PARTS OF THE EXERCISE
• 1. From the stent patent text, quote the stretch from "Prosthesis (i.e. –" through "J. (Department: 3731)".
• 2. Answer these questions using the stent patent text:
(a) More specifically, what does the invention relate to?
(b) By what terms is a covered stent commonly referred to in the art?
(c) By what three means may stent expansion be effected?
• 3. Carry on the stent patent text from its last sentence.

EXTRACT TO READ
= Beginning of Section =

Prosthesis (i.e. – artificial body members) – parts thereof – or ai – Arterial prosthesis
Reexamination Certificate
1999-12-10
2003-04-29
Milano, Michael J. (Department: 3731)
Prosthesis (i.e., artificial body members), parts thereof, or ai
Arterial prosthesis
Reexamination Certificate
active
06554854
ABSTRACT:
TECHNICAL FIELD
This invention relates generally to joining dissimilar metals by use of a laser and, more specifically, to laser joining gold onto wires of an endoluminal stent.
BACKGROUND OF THE INVENTION
A stent is an elongated device used to support an intraluminal wall. In the case of a stenosis, a stent provides an unobstructed conduit for blood in the area of the stenosis. Such a stent may also have a prosthetic graft layer of fabric or covering lining the inside or outside thereof, such a covered stent being commonly referred to in the art as an intraluminal prosthesis, an endoluminal or endovascular graft (EVG), or a stent-graft.
A prosthesis may be used, for example, to treat a vascular aneurysm by removing the pressure on a weakened part of an artery so as to reduce the risk of rupture. Typically, a prosthesis is implanted in a blood vessel at the site of a stenosis or aneurysm endoluminally, i.e. by so-called “minimally invasive techniques” in which the prosthesis, restrained in a radially compressed configuration by a sheath or catheter, is delivered by a deployment system or “introducer” to the site where it is required. The introducer may enter the body through the patient's skin, or by a “cut down” technique in which the entry blood vessel is exposed by minor surgical means. When the introducer has been threaded into the body lumen to the prosthesis deployment location, the introducer is manipulated to cause the prosthesis to be ejected from the surrounding sheath or catheter in which it is restrained (or alternatively the surrounding sheath or catheter is retracted from the prosthesis), whereupon the prosthesis expands-to a predetermined diameter at the deployment location, and the introducer is withdrawn. Stent expansion may be effected by spring elasticity, balloon expansion, or by the self-expansion of a thermally or stress-induced return of a memory material to a pre-conditioned expanded configuration.

= End of Section =

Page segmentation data
= Beginning of Section =

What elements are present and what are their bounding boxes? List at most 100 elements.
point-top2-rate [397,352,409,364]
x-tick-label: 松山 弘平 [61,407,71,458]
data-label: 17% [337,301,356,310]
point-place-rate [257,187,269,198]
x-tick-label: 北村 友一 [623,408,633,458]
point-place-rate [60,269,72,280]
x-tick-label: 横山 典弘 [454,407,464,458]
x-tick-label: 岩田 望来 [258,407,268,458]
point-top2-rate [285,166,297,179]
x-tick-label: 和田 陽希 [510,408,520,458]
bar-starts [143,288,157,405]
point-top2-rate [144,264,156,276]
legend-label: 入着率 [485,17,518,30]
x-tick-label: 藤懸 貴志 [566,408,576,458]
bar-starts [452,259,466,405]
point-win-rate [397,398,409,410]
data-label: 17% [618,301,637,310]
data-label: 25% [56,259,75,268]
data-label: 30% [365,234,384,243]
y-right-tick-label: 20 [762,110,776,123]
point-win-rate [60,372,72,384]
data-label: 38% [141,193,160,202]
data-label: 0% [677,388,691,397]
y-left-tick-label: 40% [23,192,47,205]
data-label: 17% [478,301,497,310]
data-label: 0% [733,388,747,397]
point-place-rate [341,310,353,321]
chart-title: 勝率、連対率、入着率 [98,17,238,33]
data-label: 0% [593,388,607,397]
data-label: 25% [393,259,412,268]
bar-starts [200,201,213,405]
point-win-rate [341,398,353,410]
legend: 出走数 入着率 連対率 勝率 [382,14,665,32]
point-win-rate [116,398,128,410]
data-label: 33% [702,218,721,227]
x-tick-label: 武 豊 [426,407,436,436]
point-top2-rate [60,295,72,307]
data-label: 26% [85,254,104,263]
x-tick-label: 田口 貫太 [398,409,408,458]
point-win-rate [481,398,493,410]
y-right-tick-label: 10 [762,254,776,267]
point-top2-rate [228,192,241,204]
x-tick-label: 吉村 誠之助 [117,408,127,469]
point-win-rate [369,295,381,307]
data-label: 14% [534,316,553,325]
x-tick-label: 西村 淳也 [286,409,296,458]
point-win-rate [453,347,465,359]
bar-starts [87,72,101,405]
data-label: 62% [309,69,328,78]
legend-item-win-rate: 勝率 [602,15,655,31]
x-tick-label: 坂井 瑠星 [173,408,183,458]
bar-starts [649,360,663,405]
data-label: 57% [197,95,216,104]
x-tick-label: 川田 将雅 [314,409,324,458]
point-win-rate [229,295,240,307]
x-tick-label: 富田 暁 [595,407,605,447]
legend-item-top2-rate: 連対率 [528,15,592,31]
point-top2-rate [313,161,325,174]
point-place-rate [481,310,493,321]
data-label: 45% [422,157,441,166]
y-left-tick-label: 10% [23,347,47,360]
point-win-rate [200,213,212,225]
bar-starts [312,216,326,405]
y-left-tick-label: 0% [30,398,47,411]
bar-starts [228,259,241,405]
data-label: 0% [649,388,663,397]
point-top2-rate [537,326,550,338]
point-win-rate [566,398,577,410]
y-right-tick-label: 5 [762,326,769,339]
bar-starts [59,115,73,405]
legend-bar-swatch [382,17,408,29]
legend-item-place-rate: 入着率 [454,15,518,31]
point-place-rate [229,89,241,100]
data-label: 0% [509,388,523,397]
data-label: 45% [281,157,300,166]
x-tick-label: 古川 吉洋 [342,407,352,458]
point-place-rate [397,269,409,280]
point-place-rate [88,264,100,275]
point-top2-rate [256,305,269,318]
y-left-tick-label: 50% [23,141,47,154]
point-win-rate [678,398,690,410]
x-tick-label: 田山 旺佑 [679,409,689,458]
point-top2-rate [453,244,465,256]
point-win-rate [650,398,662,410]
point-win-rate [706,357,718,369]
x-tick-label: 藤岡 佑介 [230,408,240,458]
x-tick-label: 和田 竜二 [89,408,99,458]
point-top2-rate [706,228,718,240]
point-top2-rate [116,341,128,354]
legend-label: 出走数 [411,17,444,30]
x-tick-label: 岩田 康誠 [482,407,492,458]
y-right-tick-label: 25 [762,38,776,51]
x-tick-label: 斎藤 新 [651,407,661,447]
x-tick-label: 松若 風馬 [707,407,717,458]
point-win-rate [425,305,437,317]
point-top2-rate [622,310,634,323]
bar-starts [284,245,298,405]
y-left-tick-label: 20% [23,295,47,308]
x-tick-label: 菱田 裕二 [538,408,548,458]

= End of Section =

ANSWERS BY TASK
• 1.
Prosthesis (i.e. – artificial body members) – parts thereof – or ai – Arterial prosthesis
Reexamination Certificate
1999-12-10
2003-04-29
Milano, Michael J. (Department: 3731)

• 2.
(a) Laser joining gold onto wires of an endoluminal stent.
(b) An intraluminal prosthesis, an endoluminal or endovascular graft (EVG), or a stent-graft.
(c) Spring elasticity, balloon expansion, or the self-expansion of a thermally or stress-induced return of a memory material to a pre-conditioned expanded configuration.

• 3.
Various types of stent architectures are known in the art, including many designs comprising a filament or number of filaments, such as a wire or wires, wound or braided into a particular configuration. Other non-wire stent architectures may comprise a tubular sleeve of metal that is laser cut into an expandable and collapsible design. Often, during implantation of wire stents into a body lumen, the attending surgeon or other member of the surgical team needs to view the positioning of the stent within the lumen using fluoroscopy. Thus, radiopaque markers are often used, a radiopaque marker being any portion of a stent that has a different fluoroscopic reflectance than surrounding portions of the stent. As most stent wires comprise nitinol (a nickel-titanium alloy) or stainless steel, one metal that can serve as such a fluoroscopic marker is gold.
It is known in the art to attach gold to the other metal by electro-plating, by physical attachment such as winding a marker band around a portion of the wire or sliding a gold hypotube over the wire like a sleeve, by ion implantation methods, or by welding methods such as arc-welding. It is also known to weld gold with an electron beam. Electro-plating generally provides only a thin coat of gold having. an undesirably rough surface, and generally results in poor adhesion of the gold to nitinol. Ion implantation methods generally may also have poor adhesion to some metals such as nitinol. Arc-welding methods, although applicable for joining gold to other metals on a large scale, are inapplicable for the small scale of stent construction. Physical attachment is labor intensive and generally is inapplicable to non-wire stents such as laser-cut tubular stents. Physical attachment to wire stents typically comprises threading a marker band hypotube onto the stent wire before or during winding the stent on a mandrel. Electron beam welding equipment is capital intensive and is less flexible that laser beam welding, as electron beam welding requires performing the welding process in a vacuum.
Laser welding of gold to stent wires using a commercially available Nd:YAG (neodymium:yttrium-aluminum-garnet) laser at a standard wavelength of 1.064 &mgr;m has been tried with variable success. One problem with performing such laser welding processes is the difficulty in selecting an optimum laser intensity, because the temperature rise in gold is typically much lower than the temperature rise in the metal to which the gold is being welded. Thus, a laser intensity that heats the gold to the proper temperature may heat the surrounding stent wire metal to a temperature that is so high that it causes excessive melting, vaporization, and/or cutting of the small-diameter stent wire to which the gold is to be welded. Similarly, if the wire is inadequately covered by the gold, leaving portions of the wire exposed during the welding step, or if the gold to be welded has a variable thickness, even if the precise intensity for welding one section is selected, that intensity may cause the same melting, vaporization, and/or cutting problems where the wire is exposed or the gold is thinner.
Thus, there is a need in the art to provide a reliable process for joining gold to other metals, specifically for laser processing of gold onto metal stent wires.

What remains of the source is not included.